PROBLEM DESCRIPTION
Copy each line of the entries that contains the word "انجام".

— START OF RECORDS SHOWN —

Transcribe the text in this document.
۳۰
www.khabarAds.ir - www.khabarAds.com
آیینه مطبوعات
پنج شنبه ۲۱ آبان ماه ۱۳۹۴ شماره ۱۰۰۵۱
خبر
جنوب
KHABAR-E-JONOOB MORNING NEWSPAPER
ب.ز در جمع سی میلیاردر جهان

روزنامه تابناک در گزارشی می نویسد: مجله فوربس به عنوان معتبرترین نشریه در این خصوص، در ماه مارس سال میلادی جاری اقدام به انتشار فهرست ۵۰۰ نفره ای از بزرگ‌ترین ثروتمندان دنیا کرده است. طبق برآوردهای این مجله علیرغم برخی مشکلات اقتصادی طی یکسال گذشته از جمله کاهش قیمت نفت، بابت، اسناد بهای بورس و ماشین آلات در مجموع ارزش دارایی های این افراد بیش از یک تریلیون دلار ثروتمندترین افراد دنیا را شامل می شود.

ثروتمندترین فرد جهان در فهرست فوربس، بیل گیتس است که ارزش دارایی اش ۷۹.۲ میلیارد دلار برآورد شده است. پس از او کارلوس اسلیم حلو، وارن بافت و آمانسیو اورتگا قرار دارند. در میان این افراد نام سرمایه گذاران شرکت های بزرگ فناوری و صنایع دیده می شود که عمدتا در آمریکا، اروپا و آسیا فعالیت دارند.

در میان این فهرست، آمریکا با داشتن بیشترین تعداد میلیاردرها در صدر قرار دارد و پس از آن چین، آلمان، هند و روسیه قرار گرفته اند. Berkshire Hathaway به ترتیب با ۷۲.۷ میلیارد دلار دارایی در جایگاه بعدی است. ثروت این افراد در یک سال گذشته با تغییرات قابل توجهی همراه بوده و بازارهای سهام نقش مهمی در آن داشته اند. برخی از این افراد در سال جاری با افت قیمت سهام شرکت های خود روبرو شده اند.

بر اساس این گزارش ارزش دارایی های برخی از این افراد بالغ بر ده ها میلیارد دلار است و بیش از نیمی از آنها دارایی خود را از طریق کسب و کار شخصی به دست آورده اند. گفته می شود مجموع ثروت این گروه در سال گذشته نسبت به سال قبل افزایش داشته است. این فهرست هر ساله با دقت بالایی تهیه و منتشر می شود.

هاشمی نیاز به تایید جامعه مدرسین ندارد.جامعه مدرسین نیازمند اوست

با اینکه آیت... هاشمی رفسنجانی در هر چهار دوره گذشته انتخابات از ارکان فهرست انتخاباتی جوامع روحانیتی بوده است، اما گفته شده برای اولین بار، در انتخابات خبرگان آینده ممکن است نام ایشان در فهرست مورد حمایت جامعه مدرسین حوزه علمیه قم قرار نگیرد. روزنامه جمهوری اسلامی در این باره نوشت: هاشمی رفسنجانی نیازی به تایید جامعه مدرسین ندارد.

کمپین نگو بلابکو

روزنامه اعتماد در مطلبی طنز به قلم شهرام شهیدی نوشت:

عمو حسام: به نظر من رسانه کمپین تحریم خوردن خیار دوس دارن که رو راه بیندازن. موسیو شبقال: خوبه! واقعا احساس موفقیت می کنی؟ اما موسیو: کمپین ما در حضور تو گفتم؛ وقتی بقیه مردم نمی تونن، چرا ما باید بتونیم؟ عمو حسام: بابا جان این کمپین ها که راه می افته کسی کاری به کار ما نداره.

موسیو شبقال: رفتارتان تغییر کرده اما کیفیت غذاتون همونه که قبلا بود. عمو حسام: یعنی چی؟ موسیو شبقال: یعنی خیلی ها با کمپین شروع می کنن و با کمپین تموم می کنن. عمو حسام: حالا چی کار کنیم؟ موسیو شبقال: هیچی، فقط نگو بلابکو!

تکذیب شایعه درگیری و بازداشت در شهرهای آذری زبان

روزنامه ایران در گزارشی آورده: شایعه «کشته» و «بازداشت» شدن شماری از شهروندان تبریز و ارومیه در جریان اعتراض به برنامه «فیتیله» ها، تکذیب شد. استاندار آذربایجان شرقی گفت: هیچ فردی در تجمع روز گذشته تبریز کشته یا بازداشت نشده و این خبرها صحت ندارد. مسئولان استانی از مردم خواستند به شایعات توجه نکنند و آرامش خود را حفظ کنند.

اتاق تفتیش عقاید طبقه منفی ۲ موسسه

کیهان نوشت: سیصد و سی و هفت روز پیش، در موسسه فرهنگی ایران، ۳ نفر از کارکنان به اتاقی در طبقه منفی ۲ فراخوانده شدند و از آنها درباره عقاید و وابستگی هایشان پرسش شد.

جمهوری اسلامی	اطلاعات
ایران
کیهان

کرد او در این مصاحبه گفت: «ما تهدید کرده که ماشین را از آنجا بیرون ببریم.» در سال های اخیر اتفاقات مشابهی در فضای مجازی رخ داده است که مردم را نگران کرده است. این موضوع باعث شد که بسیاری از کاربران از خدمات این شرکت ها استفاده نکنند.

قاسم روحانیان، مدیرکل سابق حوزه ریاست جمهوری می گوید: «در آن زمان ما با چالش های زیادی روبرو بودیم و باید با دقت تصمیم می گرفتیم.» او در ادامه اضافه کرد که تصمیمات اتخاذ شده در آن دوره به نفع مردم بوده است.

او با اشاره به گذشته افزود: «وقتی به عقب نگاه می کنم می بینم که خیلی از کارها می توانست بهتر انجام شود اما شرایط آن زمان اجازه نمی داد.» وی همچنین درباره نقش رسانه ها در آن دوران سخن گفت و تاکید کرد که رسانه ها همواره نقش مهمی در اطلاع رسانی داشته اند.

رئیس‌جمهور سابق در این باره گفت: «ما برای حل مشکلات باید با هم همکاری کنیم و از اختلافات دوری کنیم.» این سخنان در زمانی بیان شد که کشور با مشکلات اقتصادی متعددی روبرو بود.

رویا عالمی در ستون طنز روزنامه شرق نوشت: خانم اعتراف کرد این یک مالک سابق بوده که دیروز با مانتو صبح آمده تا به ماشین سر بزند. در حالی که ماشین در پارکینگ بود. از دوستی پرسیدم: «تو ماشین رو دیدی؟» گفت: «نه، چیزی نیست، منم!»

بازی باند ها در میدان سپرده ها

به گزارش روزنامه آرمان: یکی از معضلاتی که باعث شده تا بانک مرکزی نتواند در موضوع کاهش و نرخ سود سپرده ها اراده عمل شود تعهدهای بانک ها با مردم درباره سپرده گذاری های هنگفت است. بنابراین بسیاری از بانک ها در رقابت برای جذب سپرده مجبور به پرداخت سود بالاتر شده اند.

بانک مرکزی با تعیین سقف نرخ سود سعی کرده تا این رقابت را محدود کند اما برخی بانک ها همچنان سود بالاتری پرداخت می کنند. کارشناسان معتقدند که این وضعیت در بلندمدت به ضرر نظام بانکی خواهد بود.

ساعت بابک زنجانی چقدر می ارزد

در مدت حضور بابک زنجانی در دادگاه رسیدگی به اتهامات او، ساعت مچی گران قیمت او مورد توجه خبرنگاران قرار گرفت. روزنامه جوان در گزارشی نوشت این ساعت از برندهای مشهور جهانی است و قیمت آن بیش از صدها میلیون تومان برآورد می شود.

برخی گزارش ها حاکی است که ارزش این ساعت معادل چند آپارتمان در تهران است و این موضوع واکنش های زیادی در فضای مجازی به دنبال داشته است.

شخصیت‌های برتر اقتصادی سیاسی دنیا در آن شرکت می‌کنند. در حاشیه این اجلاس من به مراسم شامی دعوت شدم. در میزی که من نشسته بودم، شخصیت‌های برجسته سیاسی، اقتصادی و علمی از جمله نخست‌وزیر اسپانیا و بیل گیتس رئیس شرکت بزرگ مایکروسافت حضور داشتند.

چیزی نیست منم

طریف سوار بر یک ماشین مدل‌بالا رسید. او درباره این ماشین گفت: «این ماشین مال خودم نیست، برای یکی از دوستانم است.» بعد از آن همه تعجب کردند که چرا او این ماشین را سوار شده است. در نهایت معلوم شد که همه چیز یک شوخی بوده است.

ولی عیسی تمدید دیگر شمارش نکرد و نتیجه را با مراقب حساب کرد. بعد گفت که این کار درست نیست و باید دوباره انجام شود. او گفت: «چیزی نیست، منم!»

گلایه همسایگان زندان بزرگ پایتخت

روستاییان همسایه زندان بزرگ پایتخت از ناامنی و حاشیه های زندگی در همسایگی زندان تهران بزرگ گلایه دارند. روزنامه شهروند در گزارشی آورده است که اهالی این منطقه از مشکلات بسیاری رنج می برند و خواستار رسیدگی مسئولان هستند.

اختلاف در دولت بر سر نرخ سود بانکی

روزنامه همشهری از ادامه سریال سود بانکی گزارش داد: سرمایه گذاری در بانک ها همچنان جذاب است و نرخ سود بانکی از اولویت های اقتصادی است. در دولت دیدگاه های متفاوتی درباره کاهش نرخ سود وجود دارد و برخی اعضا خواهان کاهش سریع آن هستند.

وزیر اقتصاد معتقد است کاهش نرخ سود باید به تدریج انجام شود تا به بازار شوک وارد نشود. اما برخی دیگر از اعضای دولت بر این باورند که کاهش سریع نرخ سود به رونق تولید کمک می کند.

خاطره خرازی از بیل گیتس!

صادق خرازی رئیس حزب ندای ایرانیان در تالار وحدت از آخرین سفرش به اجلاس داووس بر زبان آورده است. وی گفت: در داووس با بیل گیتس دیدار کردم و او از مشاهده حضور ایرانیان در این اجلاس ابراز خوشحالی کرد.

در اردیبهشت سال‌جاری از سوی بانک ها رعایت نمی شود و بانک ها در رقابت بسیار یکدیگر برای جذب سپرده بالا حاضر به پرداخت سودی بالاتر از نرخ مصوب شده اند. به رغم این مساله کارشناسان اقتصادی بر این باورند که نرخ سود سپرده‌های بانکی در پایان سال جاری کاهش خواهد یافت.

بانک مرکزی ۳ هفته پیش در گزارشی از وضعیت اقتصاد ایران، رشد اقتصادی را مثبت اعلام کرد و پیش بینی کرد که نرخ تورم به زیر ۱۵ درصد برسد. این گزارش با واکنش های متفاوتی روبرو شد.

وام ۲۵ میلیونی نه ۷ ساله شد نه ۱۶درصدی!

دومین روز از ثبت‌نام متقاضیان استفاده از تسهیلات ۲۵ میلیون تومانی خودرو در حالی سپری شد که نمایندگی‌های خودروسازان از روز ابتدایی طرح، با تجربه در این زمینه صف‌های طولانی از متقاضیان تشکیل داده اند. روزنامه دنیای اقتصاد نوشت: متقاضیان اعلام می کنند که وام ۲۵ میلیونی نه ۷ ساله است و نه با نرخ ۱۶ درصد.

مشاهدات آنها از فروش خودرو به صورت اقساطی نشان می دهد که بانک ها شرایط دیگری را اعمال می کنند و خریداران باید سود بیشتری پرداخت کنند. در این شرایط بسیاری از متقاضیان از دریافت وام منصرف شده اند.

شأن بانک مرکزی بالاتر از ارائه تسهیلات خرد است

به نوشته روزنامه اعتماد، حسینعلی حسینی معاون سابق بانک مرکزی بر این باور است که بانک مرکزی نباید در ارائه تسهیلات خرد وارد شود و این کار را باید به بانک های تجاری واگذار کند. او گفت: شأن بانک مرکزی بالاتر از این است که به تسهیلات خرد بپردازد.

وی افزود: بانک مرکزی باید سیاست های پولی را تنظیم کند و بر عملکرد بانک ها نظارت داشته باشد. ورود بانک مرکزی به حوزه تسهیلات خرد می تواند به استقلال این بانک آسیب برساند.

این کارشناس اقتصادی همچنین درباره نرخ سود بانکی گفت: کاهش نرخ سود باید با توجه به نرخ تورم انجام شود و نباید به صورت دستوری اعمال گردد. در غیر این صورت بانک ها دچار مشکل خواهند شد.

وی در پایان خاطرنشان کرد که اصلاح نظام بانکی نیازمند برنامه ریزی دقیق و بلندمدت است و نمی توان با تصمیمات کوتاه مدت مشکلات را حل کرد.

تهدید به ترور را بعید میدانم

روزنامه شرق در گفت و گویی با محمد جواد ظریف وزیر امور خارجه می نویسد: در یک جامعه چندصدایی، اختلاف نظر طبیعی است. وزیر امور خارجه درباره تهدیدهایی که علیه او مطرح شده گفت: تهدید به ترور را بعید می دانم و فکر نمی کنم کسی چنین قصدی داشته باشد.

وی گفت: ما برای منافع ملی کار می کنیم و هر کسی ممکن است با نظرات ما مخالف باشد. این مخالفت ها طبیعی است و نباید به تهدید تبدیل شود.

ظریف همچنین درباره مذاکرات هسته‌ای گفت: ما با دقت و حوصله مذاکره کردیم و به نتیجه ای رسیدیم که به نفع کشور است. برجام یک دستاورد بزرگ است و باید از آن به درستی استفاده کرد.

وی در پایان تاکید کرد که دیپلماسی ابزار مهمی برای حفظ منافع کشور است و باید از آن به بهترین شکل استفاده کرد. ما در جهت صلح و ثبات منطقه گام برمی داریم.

— END OF RECORDS SHOWN —

ANSWER TO THE EXERCISE
او با اشاره به گذشته افزود: «وقتی به عقب نگاه می کنم می بینم که خیلی از کارها می توانست بهتر انجام شود اما شرایط آن زمان اجازه نمی داد.» وی همچنین درباره نقش رسانه ها در آن دوران سخن گفت و تاکید کرد که رسانه ها همواره نقش مهمی در اطلاع رسانی داشته اند.
ولی عیسی تمدید دیگر شمارش نکرد و نتیجه را با مراقب حساب کرد. بعد گفت که این کار درست نیست و باید دوباره انجام شود. او گفت: «چیزی نیست، منم!»
وزیر اقتصاد معتقد است کاهش نرخ سود باید به تدریج انجام شود تا به بازار شوک وارد نشود. اما برخی دیگر از اعضای دولت بر این باورند که کاهش سریع نرخ سود به رونق تولید کمک می کند.
این کارشناس اقتصادی همچنین درباره نرخ سود بانکی گفت: کاهش نرخ سود باید با توجه به نرخ تورم انجام شود و نباید به صورت دستوری اعمال گردد. در غیر این صورت بانک ها دچار مشکل خواهند شد.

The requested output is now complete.